Goal of the exercise => Gather from the material every line that contains the string "convey".

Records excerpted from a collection
====

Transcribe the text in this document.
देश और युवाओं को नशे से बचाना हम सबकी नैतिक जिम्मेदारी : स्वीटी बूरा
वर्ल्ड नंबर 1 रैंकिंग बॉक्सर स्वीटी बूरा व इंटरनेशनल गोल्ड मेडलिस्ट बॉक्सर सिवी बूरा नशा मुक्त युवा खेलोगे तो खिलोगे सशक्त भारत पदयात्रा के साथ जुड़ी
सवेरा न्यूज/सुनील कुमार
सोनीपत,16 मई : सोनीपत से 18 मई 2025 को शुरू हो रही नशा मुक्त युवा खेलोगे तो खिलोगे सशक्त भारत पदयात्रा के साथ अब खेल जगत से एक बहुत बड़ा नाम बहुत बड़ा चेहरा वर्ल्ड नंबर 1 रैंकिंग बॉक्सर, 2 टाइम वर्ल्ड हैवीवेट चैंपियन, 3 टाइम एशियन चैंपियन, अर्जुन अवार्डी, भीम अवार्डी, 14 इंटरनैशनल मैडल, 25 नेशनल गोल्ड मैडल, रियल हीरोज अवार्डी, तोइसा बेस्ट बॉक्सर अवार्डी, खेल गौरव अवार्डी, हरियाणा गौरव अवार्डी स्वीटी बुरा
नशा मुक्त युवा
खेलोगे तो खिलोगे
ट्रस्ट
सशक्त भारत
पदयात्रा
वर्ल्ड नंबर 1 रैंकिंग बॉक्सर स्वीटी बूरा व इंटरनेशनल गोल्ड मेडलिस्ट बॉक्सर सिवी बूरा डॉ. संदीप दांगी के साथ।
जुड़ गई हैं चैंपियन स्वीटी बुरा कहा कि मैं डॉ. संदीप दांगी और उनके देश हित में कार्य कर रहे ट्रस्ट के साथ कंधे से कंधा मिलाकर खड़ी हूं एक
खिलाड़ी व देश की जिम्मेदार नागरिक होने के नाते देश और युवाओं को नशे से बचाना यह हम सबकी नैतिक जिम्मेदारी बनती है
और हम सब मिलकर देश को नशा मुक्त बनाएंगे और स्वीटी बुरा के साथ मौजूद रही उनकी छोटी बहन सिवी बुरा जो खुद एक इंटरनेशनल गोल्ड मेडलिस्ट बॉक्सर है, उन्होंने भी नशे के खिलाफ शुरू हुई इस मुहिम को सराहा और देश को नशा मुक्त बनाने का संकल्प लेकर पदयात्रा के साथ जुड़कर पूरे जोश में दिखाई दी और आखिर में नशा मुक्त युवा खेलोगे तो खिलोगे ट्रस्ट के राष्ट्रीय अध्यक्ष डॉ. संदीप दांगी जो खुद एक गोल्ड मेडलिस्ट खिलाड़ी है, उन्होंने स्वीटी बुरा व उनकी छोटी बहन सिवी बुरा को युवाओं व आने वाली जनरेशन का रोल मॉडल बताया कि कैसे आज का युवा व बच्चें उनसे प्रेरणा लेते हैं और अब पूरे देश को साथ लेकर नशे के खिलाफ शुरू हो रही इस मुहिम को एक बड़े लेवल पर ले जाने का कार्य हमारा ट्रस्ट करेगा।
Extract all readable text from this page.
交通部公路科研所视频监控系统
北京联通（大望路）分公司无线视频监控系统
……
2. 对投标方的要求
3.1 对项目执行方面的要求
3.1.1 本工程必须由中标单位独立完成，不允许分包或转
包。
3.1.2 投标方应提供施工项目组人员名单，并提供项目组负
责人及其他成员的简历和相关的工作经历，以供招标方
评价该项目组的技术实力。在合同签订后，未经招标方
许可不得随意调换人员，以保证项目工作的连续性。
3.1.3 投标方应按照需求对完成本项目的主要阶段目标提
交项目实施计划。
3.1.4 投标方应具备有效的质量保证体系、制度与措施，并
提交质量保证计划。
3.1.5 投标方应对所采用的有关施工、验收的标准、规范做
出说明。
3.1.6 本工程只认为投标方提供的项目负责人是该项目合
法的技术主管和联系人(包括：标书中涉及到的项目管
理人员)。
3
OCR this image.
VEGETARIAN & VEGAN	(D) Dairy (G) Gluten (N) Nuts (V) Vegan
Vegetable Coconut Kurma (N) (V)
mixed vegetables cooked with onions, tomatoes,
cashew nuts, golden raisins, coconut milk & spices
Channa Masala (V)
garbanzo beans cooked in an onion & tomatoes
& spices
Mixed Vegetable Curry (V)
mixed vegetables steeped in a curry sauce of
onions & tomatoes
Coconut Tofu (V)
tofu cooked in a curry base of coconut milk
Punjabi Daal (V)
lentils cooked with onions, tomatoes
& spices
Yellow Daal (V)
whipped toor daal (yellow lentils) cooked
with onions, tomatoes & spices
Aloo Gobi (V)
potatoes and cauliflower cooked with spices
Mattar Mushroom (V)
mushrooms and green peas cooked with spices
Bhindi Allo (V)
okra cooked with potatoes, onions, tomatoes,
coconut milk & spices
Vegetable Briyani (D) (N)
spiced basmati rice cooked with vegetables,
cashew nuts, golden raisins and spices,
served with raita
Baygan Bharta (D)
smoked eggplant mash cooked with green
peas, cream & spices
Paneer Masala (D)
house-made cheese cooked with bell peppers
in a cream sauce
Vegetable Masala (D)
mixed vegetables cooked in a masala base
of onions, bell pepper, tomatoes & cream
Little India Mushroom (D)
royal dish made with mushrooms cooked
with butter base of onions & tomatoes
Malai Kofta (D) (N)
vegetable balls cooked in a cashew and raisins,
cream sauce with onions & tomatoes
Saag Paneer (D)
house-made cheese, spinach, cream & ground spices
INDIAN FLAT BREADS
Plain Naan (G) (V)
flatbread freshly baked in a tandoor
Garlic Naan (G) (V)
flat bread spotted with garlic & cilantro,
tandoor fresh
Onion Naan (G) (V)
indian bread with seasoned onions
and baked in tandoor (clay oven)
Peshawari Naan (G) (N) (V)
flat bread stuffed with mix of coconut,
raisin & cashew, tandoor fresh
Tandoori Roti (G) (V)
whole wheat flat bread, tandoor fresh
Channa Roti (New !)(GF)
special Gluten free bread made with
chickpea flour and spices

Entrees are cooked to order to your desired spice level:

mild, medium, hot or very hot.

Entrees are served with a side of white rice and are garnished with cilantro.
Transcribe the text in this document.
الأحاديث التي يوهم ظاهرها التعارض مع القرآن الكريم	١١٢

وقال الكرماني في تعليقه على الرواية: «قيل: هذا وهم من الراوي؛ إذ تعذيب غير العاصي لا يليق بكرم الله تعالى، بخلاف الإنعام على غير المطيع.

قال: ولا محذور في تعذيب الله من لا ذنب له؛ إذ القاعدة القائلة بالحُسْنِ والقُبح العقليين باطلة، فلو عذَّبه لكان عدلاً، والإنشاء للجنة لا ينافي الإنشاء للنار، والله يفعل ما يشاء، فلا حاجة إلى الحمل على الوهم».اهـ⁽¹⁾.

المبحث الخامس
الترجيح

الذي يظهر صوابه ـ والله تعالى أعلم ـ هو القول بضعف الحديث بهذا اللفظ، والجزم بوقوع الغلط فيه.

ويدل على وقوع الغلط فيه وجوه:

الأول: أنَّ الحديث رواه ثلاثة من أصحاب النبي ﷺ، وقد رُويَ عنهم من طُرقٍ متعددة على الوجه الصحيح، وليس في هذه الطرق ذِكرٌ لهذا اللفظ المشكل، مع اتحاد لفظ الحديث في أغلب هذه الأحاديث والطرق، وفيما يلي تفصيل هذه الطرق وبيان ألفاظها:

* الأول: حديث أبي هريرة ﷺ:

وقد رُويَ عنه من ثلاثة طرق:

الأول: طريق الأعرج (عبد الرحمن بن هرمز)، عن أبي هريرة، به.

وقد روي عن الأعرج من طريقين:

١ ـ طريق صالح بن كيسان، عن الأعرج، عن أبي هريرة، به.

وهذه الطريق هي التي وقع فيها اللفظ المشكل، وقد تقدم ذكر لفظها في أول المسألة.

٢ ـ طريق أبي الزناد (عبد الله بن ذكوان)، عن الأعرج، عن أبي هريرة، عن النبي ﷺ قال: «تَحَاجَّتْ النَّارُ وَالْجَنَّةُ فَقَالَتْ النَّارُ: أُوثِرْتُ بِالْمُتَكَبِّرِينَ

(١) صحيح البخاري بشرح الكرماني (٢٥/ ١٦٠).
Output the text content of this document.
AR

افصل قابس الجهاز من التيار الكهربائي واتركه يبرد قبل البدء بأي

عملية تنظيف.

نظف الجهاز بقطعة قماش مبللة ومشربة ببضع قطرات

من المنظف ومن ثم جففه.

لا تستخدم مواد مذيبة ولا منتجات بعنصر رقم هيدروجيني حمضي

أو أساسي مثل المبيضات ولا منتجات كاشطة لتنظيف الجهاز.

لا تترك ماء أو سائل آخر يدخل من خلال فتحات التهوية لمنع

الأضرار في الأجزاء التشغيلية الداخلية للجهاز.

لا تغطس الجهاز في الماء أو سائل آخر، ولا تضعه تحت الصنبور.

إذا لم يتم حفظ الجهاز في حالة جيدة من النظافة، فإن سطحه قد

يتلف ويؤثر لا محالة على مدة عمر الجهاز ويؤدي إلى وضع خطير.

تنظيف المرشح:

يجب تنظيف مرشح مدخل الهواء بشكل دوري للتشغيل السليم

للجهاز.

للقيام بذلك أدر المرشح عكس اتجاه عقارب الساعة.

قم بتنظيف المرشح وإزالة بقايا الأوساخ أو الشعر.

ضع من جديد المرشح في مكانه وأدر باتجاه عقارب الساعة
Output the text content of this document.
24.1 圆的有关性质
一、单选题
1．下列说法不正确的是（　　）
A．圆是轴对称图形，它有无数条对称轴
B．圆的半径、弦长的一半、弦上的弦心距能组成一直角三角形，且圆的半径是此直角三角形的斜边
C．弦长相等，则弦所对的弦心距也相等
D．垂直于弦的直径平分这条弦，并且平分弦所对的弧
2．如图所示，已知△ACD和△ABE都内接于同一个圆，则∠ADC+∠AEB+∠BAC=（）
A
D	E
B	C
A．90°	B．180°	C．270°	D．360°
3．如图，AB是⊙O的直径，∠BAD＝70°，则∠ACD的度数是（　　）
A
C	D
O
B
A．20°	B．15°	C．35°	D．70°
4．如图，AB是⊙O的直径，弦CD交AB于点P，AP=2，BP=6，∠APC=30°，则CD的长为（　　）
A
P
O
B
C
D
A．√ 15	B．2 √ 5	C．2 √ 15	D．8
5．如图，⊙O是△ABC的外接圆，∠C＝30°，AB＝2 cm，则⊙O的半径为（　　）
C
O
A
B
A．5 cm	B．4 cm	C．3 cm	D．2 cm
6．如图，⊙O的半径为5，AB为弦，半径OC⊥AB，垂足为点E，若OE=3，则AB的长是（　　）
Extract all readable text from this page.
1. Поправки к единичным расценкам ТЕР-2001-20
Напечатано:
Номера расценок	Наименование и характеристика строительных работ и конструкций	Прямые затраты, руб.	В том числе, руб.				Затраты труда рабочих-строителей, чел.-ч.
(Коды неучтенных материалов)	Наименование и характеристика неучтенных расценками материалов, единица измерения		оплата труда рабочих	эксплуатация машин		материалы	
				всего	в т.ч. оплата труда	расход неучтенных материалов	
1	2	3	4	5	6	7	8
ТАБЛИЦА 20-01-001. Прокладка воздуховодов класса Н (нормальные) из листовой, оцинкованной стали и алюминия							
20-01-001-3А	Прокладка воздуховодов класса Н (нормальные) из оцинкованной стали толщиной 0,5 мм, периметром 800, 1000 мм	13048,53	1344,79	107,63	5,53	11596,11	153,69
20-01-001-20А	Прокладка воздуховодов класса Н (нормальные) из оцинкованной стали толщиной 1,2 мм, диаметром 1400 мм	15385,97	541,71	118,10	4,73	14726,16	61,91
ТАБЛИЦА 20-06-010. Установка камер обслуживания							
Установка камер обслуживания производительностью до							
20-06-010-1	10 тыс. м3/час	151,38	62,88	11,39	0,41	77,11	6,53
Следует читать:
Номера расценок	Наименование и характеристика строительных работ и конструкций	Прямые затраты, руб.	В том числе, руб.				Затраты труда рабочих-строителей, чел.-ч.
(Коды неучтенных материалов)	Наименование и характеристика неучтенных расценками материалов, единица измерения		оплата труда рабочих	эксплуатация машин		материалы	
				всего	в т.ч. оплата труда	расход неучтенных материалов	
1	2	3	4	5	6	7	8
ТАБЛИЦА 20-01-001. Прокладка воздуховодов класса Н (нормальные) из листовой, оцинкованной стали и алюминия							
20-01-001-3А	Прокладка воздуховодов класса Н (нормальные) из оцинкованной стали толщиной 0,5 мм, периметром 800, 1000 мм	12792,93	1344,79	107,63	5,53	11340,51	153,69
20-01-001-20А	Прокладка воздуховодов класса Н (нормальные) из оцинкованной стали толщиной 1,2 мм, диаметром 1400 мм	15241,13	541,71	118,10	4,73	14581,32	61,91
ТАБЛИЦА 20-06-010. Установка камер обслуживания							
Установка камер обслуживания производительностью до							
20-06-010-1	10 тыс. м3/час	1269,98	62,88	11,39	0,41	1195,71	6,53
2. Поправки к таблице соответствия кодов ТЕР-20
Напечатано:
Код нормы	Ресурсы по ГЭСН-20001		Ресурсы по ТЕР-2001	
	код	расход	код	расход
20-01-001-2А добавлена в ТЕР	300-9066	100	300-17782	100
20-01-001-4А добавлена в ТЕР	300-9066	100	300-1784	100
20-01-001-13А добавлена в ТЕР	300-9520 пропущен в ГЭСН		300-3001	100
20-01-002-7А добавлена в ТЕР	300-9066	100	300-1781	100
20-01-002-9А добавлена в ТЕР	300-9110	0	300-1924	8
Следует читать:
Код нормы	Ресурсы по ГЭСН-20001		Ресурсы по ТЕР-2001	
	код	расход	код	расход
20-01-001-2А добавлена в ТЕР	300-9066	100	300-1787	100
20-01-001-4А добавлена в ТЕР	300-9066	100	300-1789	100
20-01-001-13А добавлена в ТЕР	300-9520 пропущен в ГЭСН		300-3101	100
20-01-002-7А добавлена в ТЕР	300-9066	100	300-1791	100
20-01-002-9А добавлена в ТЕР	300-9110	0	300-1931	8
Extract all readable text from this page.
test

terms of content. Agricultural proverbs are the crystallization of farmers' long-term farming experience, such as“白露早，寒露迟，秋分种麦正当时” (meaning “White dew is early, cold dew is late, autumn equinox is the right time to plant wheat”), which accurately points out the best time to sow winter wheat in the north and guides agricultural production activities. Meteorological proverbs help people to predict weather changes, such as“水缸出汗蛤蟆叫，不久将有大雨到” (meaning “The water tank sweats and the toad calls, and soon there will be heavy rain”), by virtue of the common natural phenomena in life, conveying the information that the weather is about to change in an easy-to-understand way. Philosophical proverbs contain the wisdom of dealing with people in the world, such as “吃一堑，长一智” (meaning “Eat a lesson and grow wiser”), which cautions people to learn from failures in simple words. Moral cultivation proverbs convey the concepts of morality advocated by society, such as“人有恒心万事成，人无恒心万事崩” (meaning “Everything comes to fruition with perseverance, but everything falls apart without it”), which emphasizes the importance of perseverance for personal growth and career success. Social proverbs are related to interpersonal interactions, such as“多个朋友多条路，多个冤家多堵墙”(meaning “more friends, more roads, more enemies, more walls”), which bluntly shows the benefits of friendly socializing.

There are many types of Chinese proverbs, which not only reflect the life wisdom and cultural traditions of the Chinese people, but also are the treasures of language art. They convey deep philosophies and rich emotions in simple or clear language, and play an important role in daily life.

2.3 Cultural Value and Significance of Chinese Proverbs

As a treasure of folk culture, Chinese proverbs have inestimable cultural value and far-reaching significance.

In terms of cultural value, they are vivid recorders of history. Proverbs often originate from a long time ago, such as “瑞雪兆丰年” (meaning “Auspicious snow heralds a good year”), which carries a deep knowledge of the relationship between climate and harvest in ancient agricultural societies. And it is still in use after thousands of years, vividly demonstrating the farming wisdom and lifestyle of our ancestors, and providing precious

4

====

Exercise result =>
terms of content. Agricultural proverbs are the crystallization of farmers' long-term farming experience, such as“白露早，寒露迟，秋分种麦正当时” (meaning “White dew is early, cold dew is late, autumn equinox is the right time to plant wheat”), which accurately points out the best time to sow winter wheat in the north and guides agricultural production activities. Meteorological proverbs help people to predict weather changes, such as“水缸出汗蛤蟆叫，不久将有大雨到” (meaning “The water tank sweats and the toad calls, and soon there will be heavy rain”), by virtue of the common natural phenomena in life, conveying the information that the weather is about to change in an easy-to-understand way. Philosophical proverbs contain the wisdom of dealing with people in the world, such as “吃一堑，长一智” (meaning “Eat a lesson and grow wiser”), which cautions people to learn from failures in simple words. Moral cultivation proverbs convey the concepts of morality advocated by society, such as“人有恒心万事成，人无恒心万事崩” (meaning “Everything comes to fruition with perseverance, but everything falls apart without it”), which emphasizes the importance of perseverance for personal growth and career success. Social proverbs are related to interpersonal interactions, such as“多个朋友多条路，多个冤家多堵墙”(meaning “more friends, more roads, more enemies, more walls”), which bluntly shows the benefits of friendly socializing.
There are many types of Chinese proverbs, which not only reflect the life wisdom and cultural traditions of the Chinese people, but also are the treasures of language art. They convey deep philosophies and rich emotions in simple or clear language, and play an important role in daily life.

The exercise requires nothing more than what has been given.